╭─ DATASET ROWS

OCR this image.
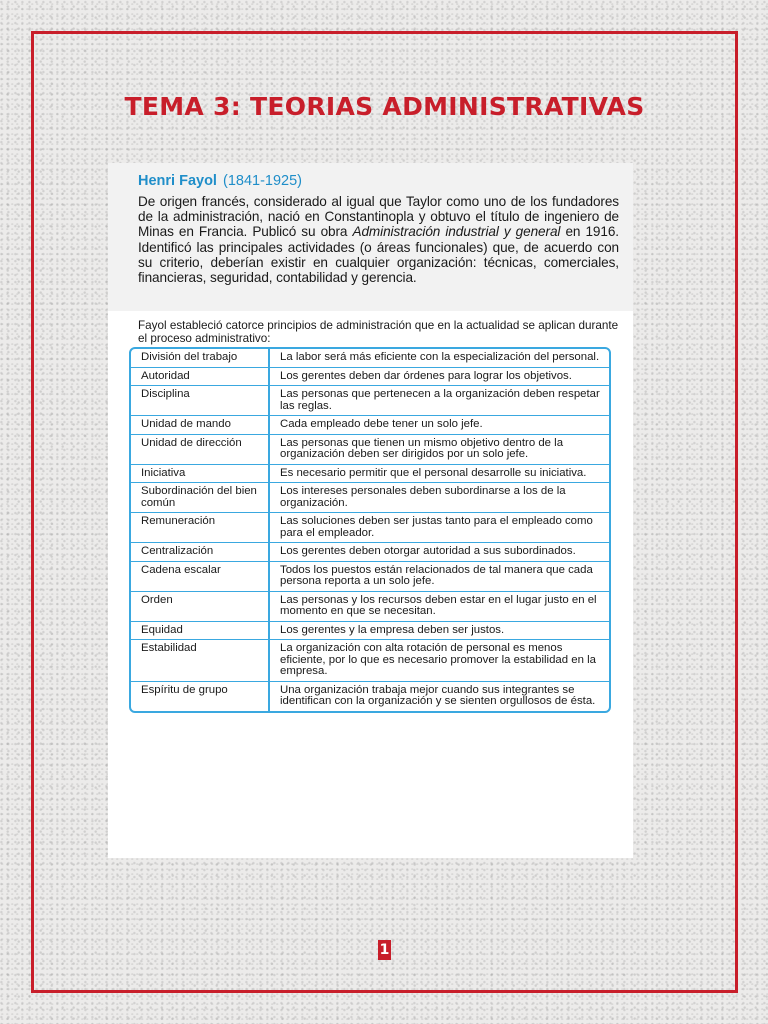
TEMA 3: TEORIAS ADMINISTRATIVAS
Henri Fayol (1841-1925)

De origen francés, considerado al igual que Taylor como uno de los fundadores de la administración, nació en Constantinopla y obtuvo el título de ingeniero de Minas en Francia. Publicó su obra Administración industrial y general en 1916. Identificó las principales actividades (o áreas funcionales) que, de acuerdo con su criterio, deberían existir en cualquier organización: técnicas, comerciales, financieras, seguridad, contabilidad y gerencia.

Fayol estableció catorce principios de administración que en la actualidad se aplican durante el proceso administrativo:

División del trabajo	La labor será más eficiente con la especialización del personal.
Autoridad	Los gerentes deben dar órdenes para lograr los objetivos.
Disciplina	Las personas que pertenecen a la organización deben respetar las reglas.
Unidad de mando	Cada empleado debe tener un solo jefe.
Unidad de dirección	Las personas que tienen un mismo objetivo dentro de la organización deben ser dirigidos por un solo jefe.
Iniciativa	Es necesario permitir que el personal desarrolle su iniciativa.
Subordinación del bien común	Los intereses personales deben subordinarse a los de la organización.
Remuneración	Las soluciones deben ser justas tanto para el empleado como para el empleador.
Centralización	Los gerentes deben otorgar autoridad a sus subordinados.
Cadena escalar	Todos los puestos están relacionados de tal manera que cada persona reporta a un solo jefe.
Orden	Las personas y los recursos deben estar en el lugar justo en el momento en que se necesitan.
Equidad	Los gerentes y la empresa deben ser justos.
Estabilidad	La organización con alta rotación de personal es menos eficiente, por lo que es necesario promover la estabilidad en la empresa.
Espíritu de grupo	Una organización trabaja mejor cuando sus integrantes se identifican con la organización y se sienten orgullosos de ésta.
1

╰─

WHAT IS ASKED: List every line in the records above that contains the word "necesario".

TASK SOLUTION:
Iniciativa	Es necesario permitir que el personal desarrolle su iniciativa.
Estabilidad	La organización con alta rotación de personal es menos eficiente, por lo que es necesario promover la estabilidad en la empresa.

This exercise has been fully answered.